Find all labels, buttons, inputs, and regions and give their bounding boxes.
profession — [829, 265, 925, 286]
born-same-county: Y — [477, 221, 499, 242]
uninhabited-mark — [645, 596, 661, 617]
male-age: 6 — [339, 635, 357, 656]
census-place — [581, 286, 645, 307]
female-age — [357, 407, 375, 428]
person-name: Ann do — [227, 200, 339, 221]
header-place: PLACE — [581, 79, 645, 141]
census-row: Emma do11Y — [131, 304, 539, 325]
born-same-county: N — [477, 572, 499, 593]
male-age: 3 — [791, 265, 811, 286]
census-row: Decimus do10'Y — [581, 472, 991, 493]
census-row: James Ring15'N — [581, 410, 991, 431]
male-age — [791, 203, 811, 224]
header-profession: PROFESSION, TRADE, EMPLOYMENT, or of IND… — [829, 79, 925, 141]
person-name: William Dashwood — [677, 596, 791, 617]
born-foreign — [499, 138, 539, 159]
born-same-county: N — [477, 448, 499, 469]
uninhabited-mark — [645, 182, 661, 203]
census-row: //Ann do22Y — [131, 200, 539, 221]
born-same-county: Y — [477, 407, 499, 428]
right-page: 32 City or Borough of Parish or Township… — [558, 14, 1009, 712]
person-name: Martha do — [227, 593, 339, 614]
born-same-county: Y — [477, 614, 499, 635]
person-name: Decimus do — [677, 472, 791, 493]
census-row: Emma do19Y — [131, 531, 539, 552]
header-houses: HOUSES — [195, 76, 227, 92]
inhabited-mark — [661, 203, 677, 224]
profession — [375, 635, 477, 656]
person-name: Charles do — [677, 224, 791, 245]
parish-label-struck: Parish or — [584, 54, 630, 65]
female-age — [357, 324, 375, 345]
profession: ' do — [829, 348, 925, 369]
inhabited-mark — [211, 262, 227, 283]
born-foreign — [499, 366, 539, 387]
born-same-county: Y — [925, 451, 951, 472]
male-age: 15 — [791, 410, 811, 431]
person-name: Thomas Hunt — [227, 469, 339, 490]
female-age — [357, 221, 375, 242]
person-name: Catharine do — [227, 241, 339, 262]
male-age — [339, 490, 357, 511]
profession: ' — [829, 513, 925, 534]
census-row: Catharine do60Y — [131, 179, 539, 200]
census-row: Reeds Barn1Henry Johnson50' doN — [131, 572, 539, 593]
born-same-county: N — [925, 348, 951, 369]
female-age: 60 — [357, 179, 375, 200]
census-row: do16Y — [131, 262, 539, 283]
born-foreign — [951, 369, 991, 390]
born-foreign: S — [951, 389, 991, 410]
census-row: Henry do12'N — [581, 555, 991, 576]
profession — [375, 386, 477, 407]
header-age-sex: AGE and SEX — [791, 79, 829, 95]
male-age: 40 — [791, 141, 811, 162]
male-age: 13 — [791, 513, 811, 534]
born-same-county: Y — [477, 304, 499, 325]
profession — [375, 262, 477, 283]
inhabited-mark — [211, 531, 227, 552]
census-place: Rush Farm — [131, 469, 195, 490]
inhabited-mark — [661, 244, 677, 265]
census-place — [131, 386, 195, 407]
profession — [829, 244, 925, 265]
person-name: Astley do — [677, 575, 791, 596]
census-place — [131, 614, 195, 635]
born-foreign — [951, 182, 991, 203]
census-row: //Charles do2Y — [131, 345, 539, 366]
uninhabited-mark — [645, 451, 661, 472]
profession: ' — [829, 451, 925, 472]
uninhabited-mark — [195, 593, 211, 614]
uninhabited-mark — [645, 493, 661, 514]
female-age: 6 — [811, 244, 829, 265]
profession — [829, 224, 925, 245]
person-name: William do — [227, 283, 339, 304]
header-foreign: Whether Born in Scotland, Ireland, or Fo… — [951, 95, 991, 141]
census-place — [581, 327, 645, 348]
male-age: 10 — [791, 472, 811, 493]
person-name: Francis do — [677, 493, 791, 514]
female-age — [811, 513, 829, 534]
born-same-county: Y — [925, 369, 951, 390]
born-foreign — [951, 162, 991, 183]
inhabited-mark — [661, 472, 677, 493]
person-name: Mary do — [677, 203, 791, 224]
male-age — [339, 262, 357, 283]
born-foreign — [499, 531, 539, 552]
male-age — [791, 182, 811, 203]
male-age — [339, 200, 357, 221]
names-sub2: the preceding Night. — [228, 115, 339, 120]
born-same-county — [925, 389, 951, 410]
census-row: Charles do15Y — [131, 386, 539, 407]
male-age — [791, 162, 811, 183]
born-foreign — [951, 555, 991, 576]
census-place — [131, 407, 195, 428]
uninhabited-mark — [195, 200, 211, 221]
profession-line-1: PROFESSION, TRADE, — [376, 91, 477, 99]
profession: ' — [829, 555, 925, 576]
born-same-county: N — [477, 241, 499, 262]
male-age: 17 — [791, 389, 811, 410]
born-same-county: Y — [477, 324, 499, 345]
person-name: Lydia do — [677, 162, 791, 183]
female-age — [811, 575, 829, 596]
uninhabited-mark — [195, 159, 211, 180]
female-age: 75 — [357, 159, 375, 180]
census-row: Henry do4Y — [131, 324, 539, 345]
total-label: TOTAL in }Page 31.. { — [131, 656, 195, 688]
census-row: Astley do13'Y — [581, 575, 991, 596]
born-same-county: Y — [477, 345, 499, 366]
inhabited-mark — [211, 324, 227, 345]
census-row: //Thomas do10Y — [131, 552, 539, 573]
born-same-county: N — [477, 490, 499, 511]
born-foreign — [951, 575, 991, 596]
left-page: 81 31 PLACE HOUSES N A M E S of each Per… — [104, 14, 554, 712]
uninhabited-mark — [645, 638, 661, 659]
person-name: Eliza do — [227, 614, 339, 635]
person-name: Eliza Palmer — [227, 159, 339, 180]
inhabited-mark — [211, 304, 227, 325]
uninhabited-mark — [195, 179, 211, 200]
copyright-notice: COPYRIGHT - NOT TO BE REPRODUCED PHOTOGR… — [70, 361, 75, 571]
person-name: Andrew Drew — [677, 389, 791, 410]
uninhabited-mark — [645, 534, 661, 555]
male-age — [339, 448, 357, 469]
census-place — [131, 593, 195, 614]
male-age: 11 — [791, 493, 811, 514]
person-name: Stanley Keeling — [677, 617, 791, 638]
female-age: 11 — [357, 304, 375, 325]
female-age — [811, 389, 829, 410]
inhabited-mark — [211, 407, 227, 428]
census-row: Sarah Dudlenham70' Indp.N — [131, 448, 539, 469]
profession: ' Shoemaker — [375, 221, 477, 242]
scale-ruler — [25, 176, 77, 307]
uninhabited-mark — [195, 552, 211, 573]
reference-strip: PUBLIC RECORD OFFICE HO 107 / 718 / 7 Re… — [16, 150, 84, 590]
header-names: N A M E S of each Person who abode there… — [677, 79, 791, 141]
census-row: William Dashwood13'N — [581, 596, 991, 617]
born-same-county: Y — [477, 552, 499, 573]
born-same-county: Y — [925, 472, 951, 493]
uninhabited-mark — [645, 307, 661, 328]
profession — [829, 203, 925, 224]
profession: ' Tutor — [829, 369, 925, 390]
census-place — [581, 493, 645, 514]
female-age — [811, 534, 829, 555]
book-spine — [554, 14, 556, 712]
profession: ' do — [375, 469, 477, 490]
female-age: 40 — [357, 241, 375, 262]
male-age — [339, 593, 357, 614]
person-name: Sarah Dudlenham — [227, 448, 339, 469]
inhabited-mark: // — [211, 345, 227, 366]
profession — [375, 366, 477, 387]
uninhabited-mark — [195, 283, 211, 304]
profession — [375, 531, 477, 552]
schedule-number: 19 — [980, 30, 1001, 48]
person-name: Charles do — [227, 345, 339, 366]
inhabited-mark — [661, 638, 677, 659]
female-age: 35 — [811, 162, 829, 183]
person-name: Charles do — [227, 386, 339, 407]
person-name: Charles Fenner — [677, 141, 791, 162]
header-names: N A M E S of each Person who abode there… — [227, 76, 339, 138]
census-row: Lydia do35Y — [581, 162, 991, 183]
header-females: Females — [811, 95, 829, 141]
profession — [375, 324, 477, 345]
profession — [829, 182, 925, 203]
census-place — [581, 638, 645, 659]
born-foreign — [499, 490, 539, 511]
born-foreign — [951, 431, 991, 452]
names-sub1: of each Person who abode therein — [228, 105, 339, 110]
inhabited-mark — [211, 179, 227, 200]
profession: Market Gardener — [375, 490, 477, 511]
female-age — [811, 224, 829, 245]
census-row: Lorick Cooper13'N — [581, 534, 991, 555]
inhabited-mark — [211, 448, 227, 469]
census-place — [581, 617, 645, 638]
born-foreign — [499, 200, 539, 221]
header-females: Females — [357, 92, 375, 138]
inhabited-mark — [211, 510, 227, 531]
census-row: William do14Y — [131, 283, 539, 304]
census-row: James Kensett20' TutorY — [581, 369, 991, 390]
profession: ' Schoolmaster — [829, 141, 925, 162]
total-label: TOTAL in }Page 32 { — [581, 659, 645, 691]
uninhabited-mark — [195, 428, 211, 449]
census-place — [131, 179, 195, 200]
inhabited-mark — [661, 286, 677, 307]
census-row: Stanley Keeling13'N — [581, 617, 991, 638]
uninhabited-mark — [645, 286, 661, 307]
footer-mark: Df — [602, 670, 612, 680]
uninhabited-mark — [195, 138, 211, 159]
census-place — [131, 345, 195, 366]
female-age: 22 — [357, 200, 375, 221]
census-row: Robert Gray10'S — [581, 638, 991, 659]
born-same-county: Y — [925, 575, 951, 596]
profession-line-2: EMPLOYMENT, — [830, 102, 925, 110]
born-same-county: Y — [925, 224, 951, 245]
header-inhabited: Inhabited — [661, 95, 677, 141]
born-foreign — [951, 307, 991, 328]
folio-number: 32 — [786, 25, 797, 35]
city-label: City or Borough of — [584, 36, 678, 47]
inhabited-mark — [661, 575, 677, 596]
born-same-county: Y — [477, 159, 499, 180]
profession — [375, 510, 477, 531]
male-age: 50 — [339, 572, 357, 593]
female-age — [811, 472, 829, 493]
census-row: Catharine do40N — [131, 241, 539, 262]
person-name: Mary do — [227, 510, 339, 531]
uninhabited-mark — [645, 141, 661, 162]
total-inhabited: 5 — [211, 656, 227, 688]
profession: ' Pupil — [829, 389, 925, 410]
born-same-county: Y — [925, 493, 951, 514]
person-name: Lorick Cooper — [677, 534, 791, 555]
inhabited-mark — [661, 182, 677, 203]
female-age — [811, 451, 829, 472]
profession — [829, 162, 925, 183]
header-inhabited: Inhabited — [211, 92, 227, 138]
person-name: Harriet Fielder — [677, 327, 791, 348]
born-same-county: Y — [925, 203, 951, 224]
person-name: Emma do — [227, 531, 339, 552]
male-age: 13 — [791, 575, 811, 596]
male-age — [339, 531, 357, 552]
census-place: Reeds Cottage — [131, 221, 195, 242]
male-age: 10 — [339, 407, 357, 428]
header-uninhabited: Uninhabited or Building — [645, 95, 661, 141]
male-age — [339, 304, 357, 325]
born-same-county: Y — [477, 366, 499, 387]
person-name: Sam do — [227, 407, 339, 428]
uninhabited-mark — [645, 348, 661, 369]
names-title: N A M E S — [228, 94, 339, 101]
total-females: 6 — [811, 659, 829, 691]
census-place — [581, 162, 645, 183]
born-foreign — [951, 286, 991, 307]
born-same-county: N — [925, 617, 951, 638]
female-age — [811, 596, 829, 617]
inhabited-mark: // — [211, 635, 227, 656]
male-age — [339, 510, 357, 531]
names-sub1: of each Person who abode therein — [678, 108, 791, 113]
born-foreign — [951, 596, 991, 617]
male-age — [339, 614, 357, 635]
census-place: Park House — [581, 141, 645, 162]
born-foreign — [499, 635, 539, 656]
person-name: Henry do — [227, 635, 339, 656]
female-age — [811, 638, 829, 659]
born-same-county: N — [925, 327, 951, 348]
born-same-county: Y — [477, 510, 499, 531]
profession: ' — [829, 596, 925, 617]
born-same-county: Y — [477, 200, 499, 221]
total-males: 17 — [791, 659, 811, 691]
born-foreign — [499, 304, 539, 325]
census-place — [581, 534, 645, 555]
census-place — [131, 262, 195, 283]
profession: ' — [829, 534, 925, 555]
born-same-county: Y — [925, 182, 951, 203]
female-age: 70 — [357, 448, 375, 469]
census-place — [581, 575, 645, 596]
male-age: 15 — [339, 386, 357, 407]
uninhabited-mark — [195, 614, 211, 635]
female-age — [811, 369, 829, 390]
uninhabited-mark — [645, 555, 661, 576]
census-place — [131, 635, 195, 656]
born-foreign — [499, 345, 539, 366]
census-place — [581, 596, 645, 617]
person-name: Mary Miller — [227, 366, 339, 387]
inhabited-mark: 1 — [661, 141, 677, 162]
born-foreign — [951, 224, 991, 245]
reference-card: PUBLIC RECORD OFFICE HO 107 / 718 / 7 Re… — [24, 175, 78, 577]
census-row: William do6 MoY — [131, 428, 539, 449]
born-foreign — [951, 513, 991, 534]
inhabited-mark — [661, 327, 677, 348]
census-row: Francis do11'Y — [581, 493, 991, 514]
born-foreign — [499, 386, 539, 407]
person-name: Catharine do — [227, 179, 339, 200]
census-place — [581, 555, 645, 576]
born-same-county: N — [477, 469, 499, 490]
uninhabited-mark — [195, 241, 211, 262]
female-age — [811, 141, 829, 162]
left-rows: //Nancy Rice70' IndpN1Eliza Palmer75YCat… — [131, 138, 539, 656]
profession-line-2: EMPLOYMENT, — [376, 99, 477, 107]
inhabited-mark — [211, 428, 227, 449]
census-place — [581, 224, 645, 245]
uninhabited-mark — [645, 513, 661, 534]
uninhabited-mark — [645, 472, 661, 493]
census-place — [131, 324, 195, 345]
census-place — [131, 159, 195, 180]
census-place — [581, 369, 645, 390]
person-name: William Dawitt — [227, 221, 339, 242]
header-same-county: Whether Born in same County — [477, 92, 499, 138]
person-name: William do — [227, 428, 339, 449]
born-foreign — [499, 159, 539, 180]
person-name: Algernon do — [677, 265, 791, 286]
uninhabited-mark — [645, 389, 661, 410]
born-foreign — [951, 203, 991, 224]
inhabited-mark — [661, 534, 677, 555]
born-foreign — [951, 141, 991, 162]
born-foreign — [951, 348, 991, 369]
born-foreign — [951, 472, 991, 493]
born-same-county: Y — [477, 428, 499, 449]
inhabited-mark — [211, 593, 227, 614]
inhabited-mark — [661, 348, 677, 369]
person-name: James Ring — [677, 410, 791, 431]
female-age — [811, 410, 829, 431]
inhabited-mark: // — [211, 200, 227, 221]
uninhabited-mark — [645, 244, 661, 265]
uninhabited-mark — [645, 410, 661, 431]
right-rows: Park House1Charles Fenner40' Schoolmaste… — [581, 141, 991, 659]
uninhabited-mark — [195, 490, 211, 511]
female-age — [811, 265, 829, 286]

-*-*-

Ne yapılacak: En baştaki satırdan "male-age — [791, 203, 811, 224]" geçen satıra kadar, ikisi de dahil, bütün satırları hiç değiştirmeden geri yazın.

Örnek çözüm:
Find all labels, buttons, inputs, and regions and give their bounding boxes.
profession — [829, 265, 925, 286]
born-same-county: Y — [477, 221, 499, 242]
uninhabited-mark — [645, 596, 661, 617]
male-age: 6 — [339, 635, 357, 656]
census-place — [581, 286, 645, 307]
female-age — [357, 407, 375, 428]
person-name: Ann do — [227, 200, 339, 221]
header-place: PLACE — [581, 79, 645, 141]
census-row: Emma do11Y — [131, 304, 539, 325]
born-same-county: N — [477, 572, 499, 593]
male-age: 3 — [791, 265, 811, 286]
census-row: Decimus do10'Y — [581, 472, 991, 493]
census-row: James Ring15'N — [581, 410, 991, 431]
male-age — [791, 203, 811, 224]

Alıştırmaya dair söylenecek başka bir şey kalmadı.